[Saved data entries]
◆ ◆ ◆ ◆

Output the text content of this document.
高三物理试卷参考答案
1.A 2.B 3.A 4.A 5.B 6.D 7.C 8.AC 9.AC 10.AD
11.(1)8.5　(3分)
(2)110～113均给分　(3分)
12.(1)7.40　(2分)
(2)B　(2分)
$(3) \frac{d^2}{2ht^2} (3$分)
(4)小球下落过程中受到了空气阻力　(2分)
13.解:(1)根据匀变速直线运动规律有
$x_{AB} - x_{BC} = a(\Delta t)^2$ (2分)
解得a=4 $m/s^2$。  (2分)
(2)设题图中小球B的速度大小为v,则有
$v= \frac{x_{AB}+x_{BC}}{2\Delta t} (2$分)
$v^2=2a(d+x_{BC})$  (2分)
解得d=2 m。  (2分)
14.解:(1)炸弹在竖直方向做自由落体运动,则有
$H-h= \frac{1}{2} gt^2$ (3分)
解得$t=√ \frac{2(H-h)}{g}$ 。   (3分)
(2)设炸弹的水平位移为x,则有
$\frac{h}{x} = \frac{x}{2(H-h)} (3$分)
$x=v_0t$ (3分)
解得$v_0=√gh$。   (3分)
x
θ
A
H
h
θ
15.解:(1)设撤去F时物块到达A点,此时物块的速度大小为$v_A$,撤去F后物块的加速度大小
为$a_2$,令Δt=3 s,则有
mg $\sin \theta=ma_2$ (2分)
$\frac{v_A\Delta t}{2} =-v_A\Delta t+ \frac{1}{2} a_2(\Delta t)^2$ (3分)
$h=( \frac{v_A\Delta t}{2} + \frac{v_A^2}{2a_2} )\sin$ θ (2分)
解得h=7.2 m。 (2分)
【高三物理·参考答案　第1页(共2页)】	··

◆ ◆ ◆ ◆

» **The exercise**: Check each line of the records above for "frac", and copy those that have it.

» **Solution for this problem**:
$(3) \frac{d^2}{2ht^2} (3$分)
$v= \frac{x_{AB}+x_{BC}}{2\Delta t} (2$分)
$H-h= \frac{1}{2} gt^2$ (3分)
解得$t=√ \frac{2(H-h)}{g}$ 。   (3分)
$\frac{h}{x} = \frac{x}{2(H-h)} (3$分)
$\frac{v_A\Delta t}{2} =-v_A\Delta t+ \frac{1}{2} a_2(\Delta t)^2$ (3分)
$h=( \frac{v_A\Delta t}{2} + \frac{v_A^2}{2a_2} )\sin$ θ (2分)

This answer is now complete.